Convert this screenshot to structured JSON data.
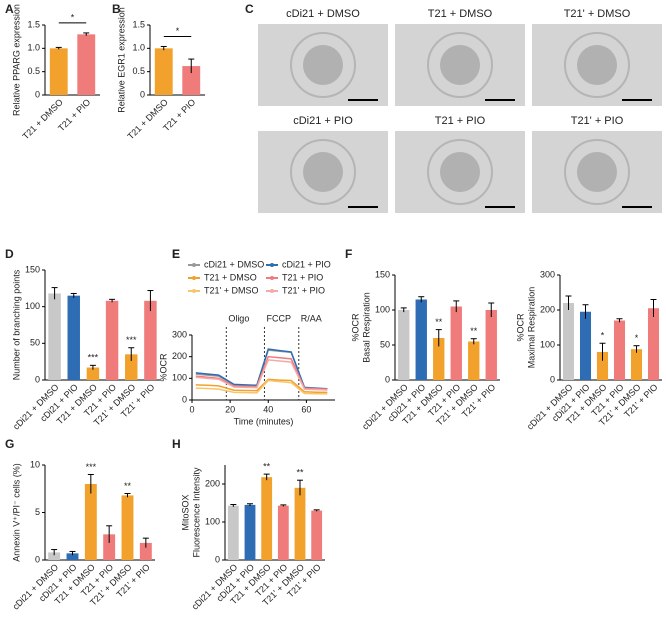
{
  "images": {
    "label": "C",
    "captions": [
      "cDi21 + DMSO",
      "T21 + DMSO",
      "T21' + DMSO",
      "cDi21 + PIO",
      "T21 + PIO",
      "T21' + PIO"
    ]
  },
  "chart_data": [
    {
      "type": "bar",
      "label": "A",
      "ylabel": [
        "Relative PPARG expression"
      ],
      "categories": [
        "T21 + DMSO",
        "T21 + PIO"
      ],
      "values": [
        1.0,
        1.3
      ],
      "errors": [
        0.02,
        0.03
      ],
      "colors": [
        "#f2a22c",
        "#ef7b7b"
      ],
      "ylim": [
        0,
        1.5
      ],
      "yticks": [
        0,
        0.5,
        {
          "value": 1,
          "label": "1.0"
        },
        1.5
      ],
      "significance": "*"
    },
    {
      "type": "bar",
      "label": "B",
      "ylabel": [
        "Relative EGR1 expression"
      ],
      "categories": [
        "T21 + DMSO",
        "T21 + PIO"
      ],
      "values": [
        1.0,
        0.62
      ],
      "errors": [
        0.04,
        0.15
      ],
      "colors": [
        "#f2a22c",
        "#ef7b7b"
      ],
      "ylim": [
        0,
        1.5
      ],
      "yticks": [
        0,
        0.5,
        {
          "value": 1,
          "label": "1.0"
        },
        1.5
      ],
      "significance": "*"
    },
    {
      "type": "bar",
      "label": "D",
      "ylabel": [
        "Number of branching points"
      ],
      "categories": [
        "cDi21 + DMSO",
        "cDi21 + PIO",
        "T21 + DMSO",
        "T21 + PIO",
        "T21' + DMSO",
        "T21' + PIO"
      ],
      "values": [
        118,
        115,
        17,
        108,
        35,
        108
      ],
      "errors": [
        8,
        3,
        3,
        2,
        9,
        14
      ],
      "colors": [
        "#c8c8c8",
        "#2e6db4",
        "#f2a22c",
        "#ef7b7b",
        "#f2a22c",
        "#ef7b7b"
      ],
      "ylim": [
        0,
        150
      ],
      "yticks": [
        0,
        50,
        100,
        150
      ],
      "annotations": [
        null,
        null,
        "***",
        null,
        "***",
        null
      ]
    },
    {
      "type": "line",
      "label": "E",
      "ylabel": [
        "%OCR"
      ],
      "xlabel": "Time (minutes)",
      "x": [
        2,
        8,
        14,
        22,
        28,
        34,
        40,
        46,
        52,
        59,
        65,
        71
      ],
      "xlim": [
        0,
        75
      ],
      "xticks": [
        0,
        20,
        40,
        60
      ],
      "ylim": [
        0,
        300
      ],
      "yticks": [
        0,
        100,
        200,
        300
      ],
      "phases": [
        {
          "x": 18,
          "label": "Oligo"
        },
        {
          "x": 38,
          "label": "FCCP"
        },
        {
          "x": 56,
          "label": "R/AA"
        }
      ],
      "series": [
        {
          "name": "cDi21 + DMSO",
          "color": "#999999",
          "values": [
            120,
            115,
            110,
            70,
            68,
            67,
            230,
            225,
            220,
            55,
            52,
            50
          ]
        },
        {
          "name": "cDi21 + PIO",
          "color": "#2e6db4",
          "values": [
            125,
            120,
            115,
            72,
            70,
            68,
            235,
            228,
            222,
            58,
            55,
            52
          ]
        },
        {
          "name": "T21 + DMSO",
          "color": "#f2a22c",
          "values": [
            70,
            68,
            65,
            45,
            44,
            43,
            95,
            92,
            90,
            38,
            36,
            35
          ]
        },
        {
          "name": "T21 + PIO",
          "color": "#ef7b7b",
          "values": [
            110,
            105,
            100,
            65,
            63,
            62,
            200,
            195,
            190,
            55,
            52,
            50
          ]
        },
        {
          "name": "T21' + DMSO",
          "color": "#f7c56b",
          "values": [
            55,
            53,
            50,
            35,
            34,
            33,
            90,
            85,
            80,
            30,
            29,
            28
          ]
        },
        {
          "name": "T21' + PIO",
          "color": "#f4a9a9",
          "values": [
            105,
            100,
            96,
            60,
            58,
            57,
            185,
            180,
            175,
            50,
            48,
            46
          ]
        }
      ]
    },
    {
      "type": "bar",
      "label": "F",
      "ylabel": [
        "%OCR",
        "Basal Respiration"
      ],
      "categories": [
        "cDi21 + DMSO",
        "cDi21 + PIO",
        "T21 + DMSO",
        "T21 + PIO",
        "T21' + DMSO",
        "T21' + PIO"
      ],
      "values": [
        100,
        115,
        60,
        105,
        55,
        100
      ],
      "errors": [
        3,
        4,
        12,
        8,
        4,
        10
      ],
      "colors": [
        "#c8c8c8",
        "#2e6db4",
        "#f2a22c",
        "#ef7b7b",
        "#f2a22c",
        "#ef7b7b"
      ],
      "ylim": [
        0,
        150
      ],
      "yticks": [
        0,
        50,
        100,
        150
      ],
      "annotations": [
        null,
        null,
        "**",
        null,
        "**",
        null
      ]
    },
    {
      "type": "bar",
      "ylabel": [
        "%OCR",
        "Maximal Respiration"
      ],
      "categories": [
        "cDi21 + DMSO",
        "cDi21 + PIO",
        "T21 + DMSO",
        "T21 + PIO",
        "T21' + DMSO",
        "T21' + PIO"
      ],
      "values": [
        220,
        195,
        80,
        170,
        88,
        205
      ],
      "errors": [
        20,
        20,
        25,
        5,
        10,
        25
      ],
      "colors": [
        "#c8c8c8",
        "#2e6db4",
        "#f2a22c",
        "#ef7b7b",
        "#f2a22c",
        "#ef7b7b"
      ],
      "ylim": [
        0,
        300
      ],
      "yticks": [
        0,
        100,
        200,
        300
      ],
      "annotations": [
        null,
        null,
        "*",
        null,
        "*",
        null
      ]
    },
    {
      "type": "bar",
      "label": "G",
      "ylabel": [
        "Annexin V⁺/PI⁻ cells (%)"
      ],
      "categories": [
        "cDi21 + DMSO",
        "cDi21 + PIO",
        "T21 + DMSO",
        "T21 + PIO",
        "T21' + DMSO",
        "T21' + PIO"
      ],
      "values": [
        0.8,
        0.7,
        8,
        2.7,
        6.8,
        1.8
      ],
      "errors": [
        0.3,
        0.2,
        1.0,
        0.9,
        0.2,
        0.5
      ],
      "colors": [
        "#c8c8c8",
        "#2e6db4",
        "#f2a22c",
        "#ef7b7b",
        "#f2a22c",
        "#ef7b7b"
      ],
      "ylim": [
        0,
        10
      ],
      "yticks": [
        0,
        5,
        10
      ],
      "annotations": [
        null,
        null,
        "***",
        null,
        "**",
        null
      ]
    },
    {
      "type": "bar",
      "label": "H",
      "ylabel": [
        "MitoSOX",
        "Fluorescence Intensity"
      ],
      "categories": [
        "cDi21 + DMSO",
        "cDi21 + PIO",
        "T21 + DMSO",
        "T21 + PIO",
        "T21' + DMSO",
        "T21' + PIO"
      ],
      "values": [
        143,
        145,
        218,
        143,
        190,
        130
      ],
      "errors": [
        3,
        3,
        8,
        2,
        20,
        2
      ],
      "colors": [
        "#c8c8c8",
        "#2e6db4",
        "#f2a22c",
        "#ef7b7b",
        "#f2a22c",
        "#ef7b7b"
      ],
      "ylim": [
        0,
        250
      ],
      "yticks": [
        0,
        100,
        200
      ],
      "annotations": [
        null,
        null,
        "**",
        null,
        "**",
        null
      ]
    }
  ]
}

━━━━━━━━━━━━━━━━━━━━

▶ DESCRIPTION OF THE TASK: Lines with "Relative": find them in the data and copy each one.

▶ ANSWER SECTION:
        "Relative PPARG expression"
        "Relative EGR1 expression"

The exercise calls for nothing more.